─── Exercise inputs ───
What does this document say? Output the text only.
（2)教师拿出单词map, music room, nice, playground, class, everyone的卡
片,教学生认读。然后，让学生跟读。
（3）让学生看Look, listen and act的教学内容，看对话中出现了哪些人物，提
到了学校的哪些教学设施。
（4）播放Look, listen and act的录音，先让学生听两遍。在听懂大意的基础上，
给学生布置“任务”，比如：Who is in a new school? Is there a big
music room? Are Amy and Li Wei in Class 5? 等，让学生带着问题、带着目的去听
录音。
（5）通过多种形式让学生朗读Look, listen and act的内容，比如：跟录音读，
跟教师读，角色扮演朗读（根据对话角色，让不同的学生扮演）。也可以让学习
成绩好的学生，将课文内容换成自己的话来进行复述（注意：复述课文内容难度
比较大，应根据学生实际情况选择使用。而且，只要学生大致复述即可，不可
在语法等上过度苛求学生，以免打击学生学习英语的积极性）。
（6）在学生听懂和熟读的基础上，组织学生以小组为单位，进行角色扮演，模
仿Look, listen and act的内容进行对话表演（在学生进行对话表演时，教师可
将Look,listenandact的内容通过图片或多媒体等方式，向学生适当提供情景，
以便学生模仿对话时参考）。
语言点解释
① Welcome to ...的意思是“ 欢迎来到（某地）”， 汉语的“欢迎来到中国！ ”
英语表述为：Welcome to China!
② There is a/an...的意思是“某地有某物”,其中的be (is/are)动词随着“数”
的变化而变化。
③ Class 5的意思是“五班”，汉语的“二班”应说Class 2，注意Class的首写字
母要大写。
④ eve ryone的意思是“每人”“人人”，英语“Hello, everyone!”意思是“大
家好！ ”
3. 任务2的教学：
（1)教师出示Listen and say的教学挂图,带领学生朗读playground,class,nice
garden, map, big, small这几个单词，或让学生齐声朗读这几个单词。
───
**Task statement**.
Every record shown above should be written out again exactly.

**Written solution**.
What does this document say? Output the text only.
（2)教师拿出单词map, music room, nice, playground, class, everyone的卡
片,教学生认读。然后，让学生跟读。
（3）让学生看Look, listen and act的教学内容，看对话中出现了哪些人物，提
到了学校的哪些教学设施。
（4）播放Look, listen and act的录音，先让学生听两遍。在听懂大意的基础上，
给学生布置“任务”，比如：Who is in a new school? Is there a big
music room? Are Amy and Li Wei in Class 5? 等，让学生带着问题、带着目的去听
录音。
（5）通过多种形式让学生朗读Look, listen and act的内容，比如：跟录音读，
跟教师读，角色扮演朗读（根据对话角色，让不同的学生扮演）。也可以让学习
成绩好的学生，将课文内容换成自己的话来进行复述（注意：复述课文内容难度
比较大，应根据学生实际情况选择使用。而且，只要学生大致复述即可，不可
在语法等上过度苛求学生，以免打击学生学习英语的积极性）。
（6）在学生听懂和熟读的基础上，组织学生以小组为单位，进行角色扮演，模
仿Look, listen and act的内容进行对话表演（在学生进行对话表演时，教师可
将Look,listenandact的内容通过图片或多媒体等方式，向学生适当提供情景，
以便学生模仿对话时参考）。
语言点解释
① Welcome to ...的意思是“ 欢迎来到（某地）”， 汉语的“欢迎来到中国！ ”
英语表述为：Welcome to China!
② There is a/an...的意思是“某地有某物”,其中的be (is/are)动词随着“数”
的变化而变化。
③ Class 5的意思是“五班”，汉语的“二班”应说Class 2，注意Class的首写字
母要大写。
④ eve ryone的意思是“每人”“人人”，英语“Hello, everyone!”意思是“大
家好！ ”
3. 任务2的教学：
（1)教师出示Listen and say的教学挂图,带领学生朗读playground,class,nice
garden, map, big, small这几个单词，或让学生齐声朗读这几个单词。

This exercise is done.